> EXERCISE TASK
Retype the whole listing verbatim and keep the pictures out of it.

> TASK INPUT
◆ ◆ ◆ ◆

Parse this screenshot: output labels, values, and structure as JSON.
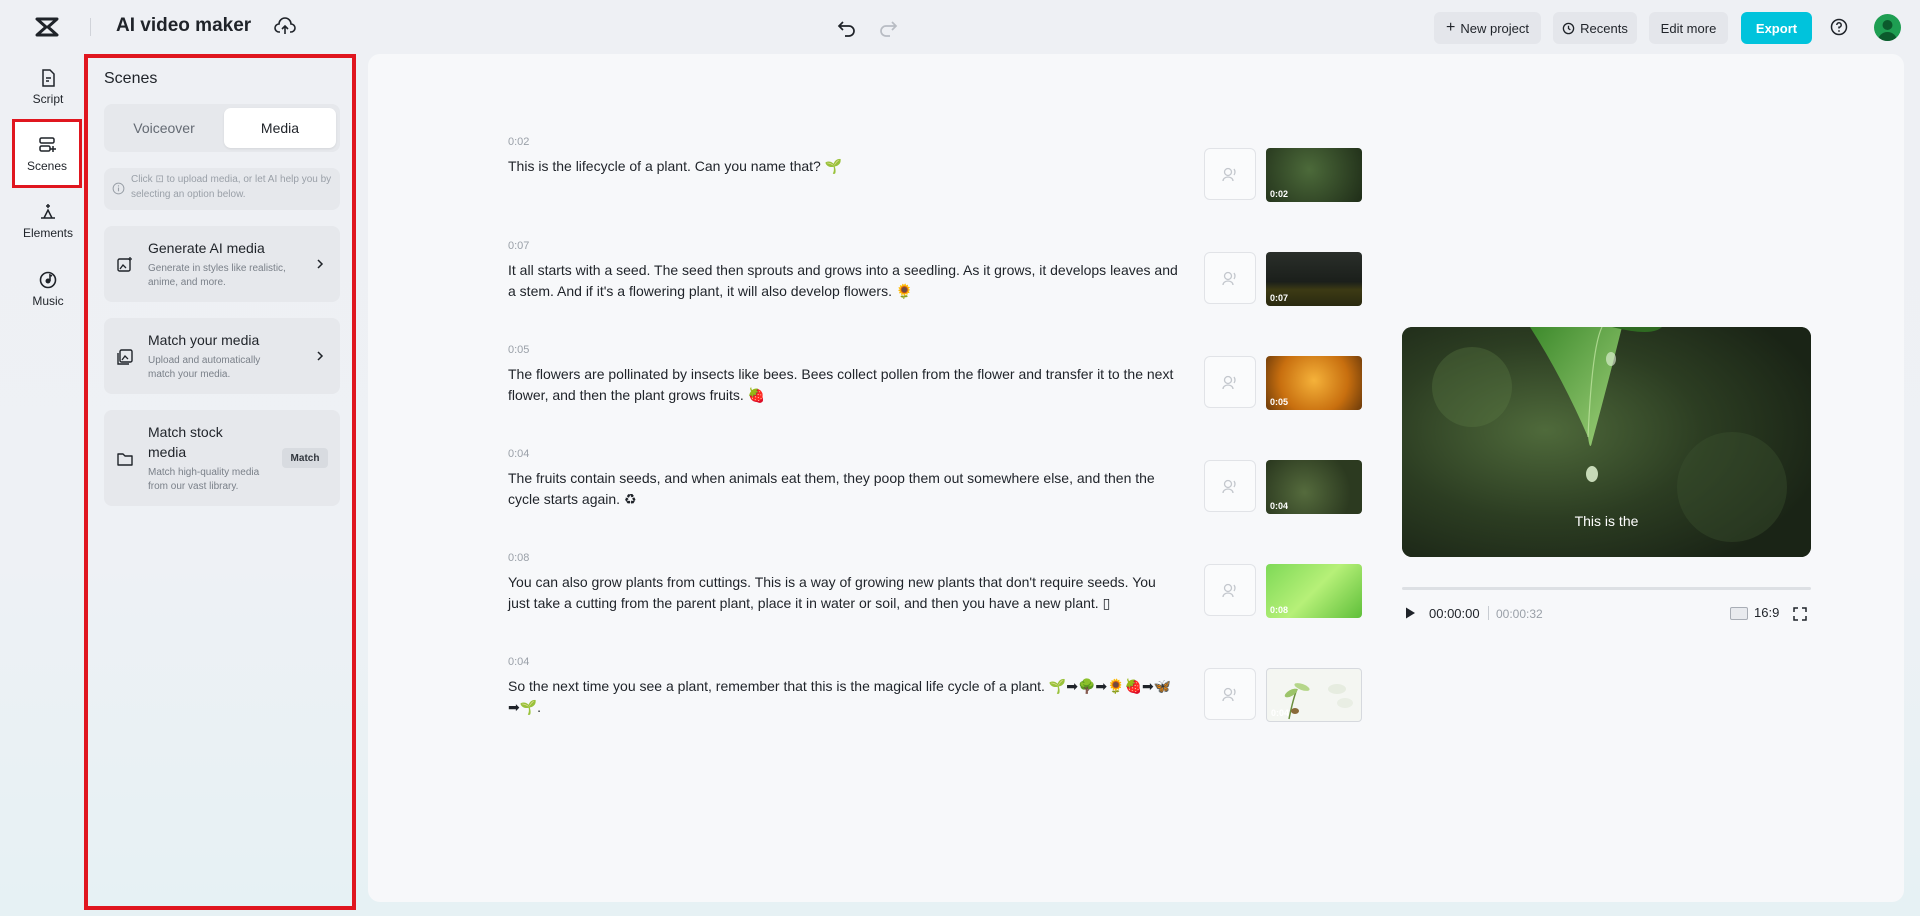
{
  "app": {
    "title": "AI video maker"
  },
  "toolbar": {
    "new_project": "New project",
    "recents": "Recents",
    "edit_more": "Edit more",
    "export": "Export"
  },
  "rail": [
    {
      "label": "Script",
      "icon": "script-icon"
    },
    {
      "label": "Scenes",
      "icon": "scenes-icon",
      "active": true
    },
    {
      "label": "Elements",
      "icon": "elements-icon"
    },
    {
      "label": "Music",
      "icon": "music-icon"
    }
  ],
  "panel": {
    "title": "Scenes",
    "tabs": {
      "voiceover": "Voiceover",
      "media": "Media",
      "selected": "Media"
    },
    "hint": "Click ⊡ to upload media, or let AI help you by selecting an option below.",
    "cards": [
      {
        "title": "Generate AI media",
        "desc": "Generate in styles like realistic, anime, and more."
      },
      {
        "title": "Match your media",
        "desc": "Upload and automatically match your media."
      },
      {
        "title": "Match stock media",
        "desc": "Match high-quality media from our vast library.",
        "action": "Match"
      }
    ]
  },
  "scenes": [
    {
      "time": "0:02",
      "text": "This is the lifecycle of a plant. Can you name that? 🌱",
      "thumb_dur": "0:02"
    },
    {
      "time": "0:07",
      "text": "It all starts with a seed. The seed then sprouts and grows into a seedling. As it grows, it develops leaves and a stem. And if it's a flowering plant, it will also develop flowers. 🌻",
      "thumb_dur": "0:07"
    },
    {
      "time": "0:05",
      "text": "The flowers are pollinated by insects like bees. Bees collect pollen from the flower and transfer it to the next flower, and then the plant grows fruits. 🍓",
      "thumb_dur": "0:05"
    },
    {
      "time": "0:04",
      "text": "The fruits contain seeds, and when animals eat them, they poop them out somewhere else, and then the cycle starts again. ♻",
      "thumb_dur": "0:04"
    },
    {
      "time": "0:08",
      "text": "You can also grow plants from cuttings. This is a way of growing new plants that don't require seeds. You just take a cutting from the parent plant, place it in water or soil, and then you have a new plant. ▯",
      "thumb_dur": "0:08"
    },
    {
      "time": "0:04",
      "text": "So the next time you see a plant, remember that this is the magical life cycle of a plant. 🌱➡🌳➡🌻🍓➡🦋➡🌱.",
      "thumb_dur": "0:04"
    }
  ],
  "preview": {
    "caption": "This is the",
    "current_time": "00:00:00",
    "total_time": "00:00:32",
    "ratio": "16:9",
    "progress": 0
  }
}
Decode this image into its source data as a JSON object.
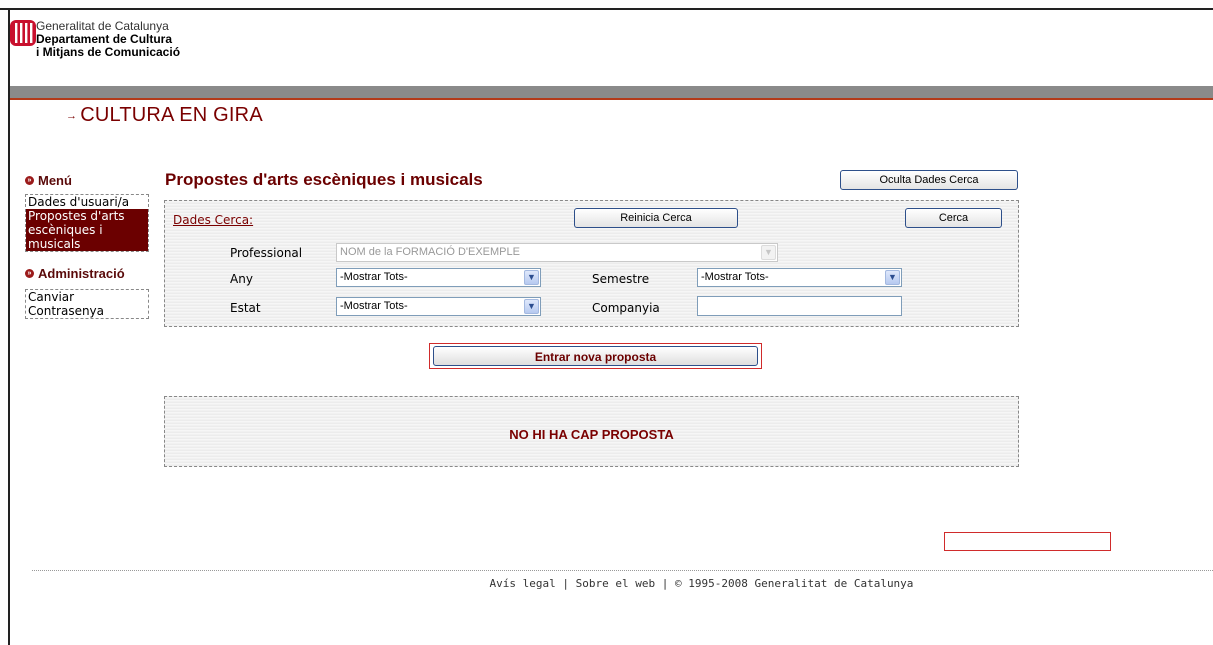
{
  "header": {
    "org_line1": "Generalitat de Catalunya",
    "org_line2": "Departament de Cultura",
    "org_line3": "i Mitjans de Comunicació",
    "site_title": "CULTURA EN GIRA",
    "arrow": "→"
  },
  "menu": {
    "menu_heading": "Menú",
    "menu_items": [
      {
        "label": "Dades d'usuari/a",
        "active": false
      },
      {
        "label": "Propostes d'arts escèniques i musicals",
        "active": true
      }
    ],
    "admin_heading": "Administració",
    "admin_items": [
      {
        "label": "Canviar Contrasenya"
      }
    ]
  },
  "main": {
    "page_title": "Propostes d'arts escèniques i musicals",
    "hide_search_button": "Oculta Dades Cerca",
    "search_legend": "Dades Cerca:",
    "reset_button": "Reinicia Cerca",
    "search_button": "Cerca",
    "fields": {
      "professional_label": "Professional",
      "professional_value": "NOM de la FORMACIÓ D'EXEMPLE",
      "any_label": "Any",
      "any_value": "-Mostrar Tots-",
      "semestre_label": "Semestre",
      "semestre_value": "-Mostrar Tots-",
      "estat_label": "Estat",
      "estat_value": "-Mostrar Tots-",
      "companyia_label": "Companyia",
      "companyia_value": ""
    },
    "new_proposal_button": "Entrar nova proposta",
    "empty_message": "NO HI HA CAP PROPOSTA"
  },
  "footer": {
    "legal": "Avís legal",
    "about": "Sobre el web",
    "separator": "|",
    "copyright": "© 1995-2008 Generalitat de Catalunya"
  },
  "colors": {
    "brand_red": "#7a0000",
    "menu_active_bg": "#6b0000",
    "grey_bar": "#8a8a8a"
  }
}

◆ ◆ ◆ ◆

> SOLUTION TO THIS PROBLEM
Parse this screenshot: output labels, values, and structure as JSON.
{
  "app": {
    "title": "AI video maker"
  },
  "toolbar": {
    "new_project": "New project",
    "recents": "Recents",
    "edit_more": "Edit more",
    "export": "Export"
  },
  "rail": [
    {
      "label": "Script",
      "icon": "script-icon"
    },
    {
      "label": "Scenes",
      "icon": "scenes-icon",
      "active": true
    },
    {
      "label": "Elements",
      "icon": "elements-icon"
    },
    {
      "label": "Music",
      "icon": "music-icon"
    }
  ],
  "panel": {
    "title": "Scenes",
    "tabs": {
      "voiceover": "Voiceover",
      "media": "Media",
      "selected": "Media"
    },
    "hint": "Click ⊡ to upload media, or let AI help you by selecting an option below.",
    "cards": [
      {
        "title": "Generate AI media",
        "desc": "Generate in styles like realistic, anime, and more."
      },
      {
        "title": "Match your media",
        "desc": "Upload and automatically match your media."
      },
      {
        "title": "Match stock media",
        "desc": "Match high-quality media from our vast library.",
        "action": "Match"
      }
    ]
  },
  "scenes": [
    {
      "time": "0:02",
      "text": "This is the lifecycle of a plant. Can you name that? 🌱",
      "thumb_dur": "0:02"
    },
    {
      "time": "0:07",
      "text": "It all starts with a seed. The seed then sprouts and grows into a seedling. As it grows, it develops leaves and a stem. And if it's a flowering plant, it will also develop flowers. 🌻",
      "thumb_dur": "0:07"
    },
    {
      "time": "0:05",
      "text": "The flowers are pollinated by insects like bees. Bees collect pollen from the flower and transfer it to the next flower, and then the plant grows fruits. 🍓",
      "thumb_dur": "0:05"
    },
    {
      "time": "0:04",
      "text": "The fruits contain seeds, and when animals eat them, they poop them out somewhere else, and then the cycle starts again. ♻",
      "thumb_dur": "0:04"
    },
    {
      "time": "0:08",
      "text": "You can also grow plants from cuttings. This is a way of growing new plants that don't require seeds. You just take a cutting from the parent plant, place it in water or soil, and then you have a new plant. ▯",
      "thumb_dur": "0:08"
    },
    {
      "time": "0:04",
      "text": "So the next time you see a plant, remember that this is the magical life cycle of a plant. 🌱➡🌳➡🌻🍓➡🦋➡🌱.",
      "thumb_dur": "0:04"
    }
  ],
  "preview": {
    "caption": "This is the",
    "current_time": "00:00:00",
    "total_time": "00:00:32",
    "ratio": "16:9",
    "progress": 0
  }
}
Decode this image into its source data as a JSON object.
{
  "header": {
    "org_line1": "Generalitat de Catalunya",
    "org_line2": "Departament de Cultura",
    "org_line3": "i Mitjans de Comunicació",
    "site_title": "CULTURA EN GIRA",
    "arrow": "→"
  },
  "menu": {
    "menu_heading": "Menú",
    "menu_items": [
      {
        "label": "Dades d'usuari/a",
        "active": false
      },
      {
        "label": "Propostes d'arts escèniques i musicals",
        "active": true
      }
    ],
    "admin_heading": "Administració",
    "admin_items": [
      {
        "label": "Canviar Contrasenya"
      }
    ]
  },
  "main": {
    "page_title": "Propostes d'arts escèniques i musicals",
    "hide_search_button": "Oculta Dades Cerca",
    "search_legend": "Dades Cerca:",
    "reset_button": "Reinicia Cerca",
    "search_button": "Cerca",
    "fields": {
      "professional_label": "Professional",
      "professional_value": "NOM de la FORMACIÓ D'EXEMPLE",
      "any_label": "Any",
      "any_value": "-Mostrar Tots-",
      "semestre_label": "Semestre",
      "semestre_value": "-Mostrar Tots-",
      "estat_label": "Estat",
      "estat_value": "-Mostrar Tots-",
      "companyia_label": "Companyia",
      "companyia_value": ""
    },
    "new_proposal_button": "Entrar nova proposta",
    "empty_message": "NO HI HA CAP PROPOSTA"
  },
  "footer": {
    "legal": "Avís legal",
    "about": "Sobre el web",
    "separator": "|",
    "copyright": "© 1995-2008 Generalitat de Catalunya"
  },
  "colors": {
    "brand_red": "#7a0000",
    "menu_active_bg": "#6b0000",
    "grey_bar": "#8a8a8a"
  }
}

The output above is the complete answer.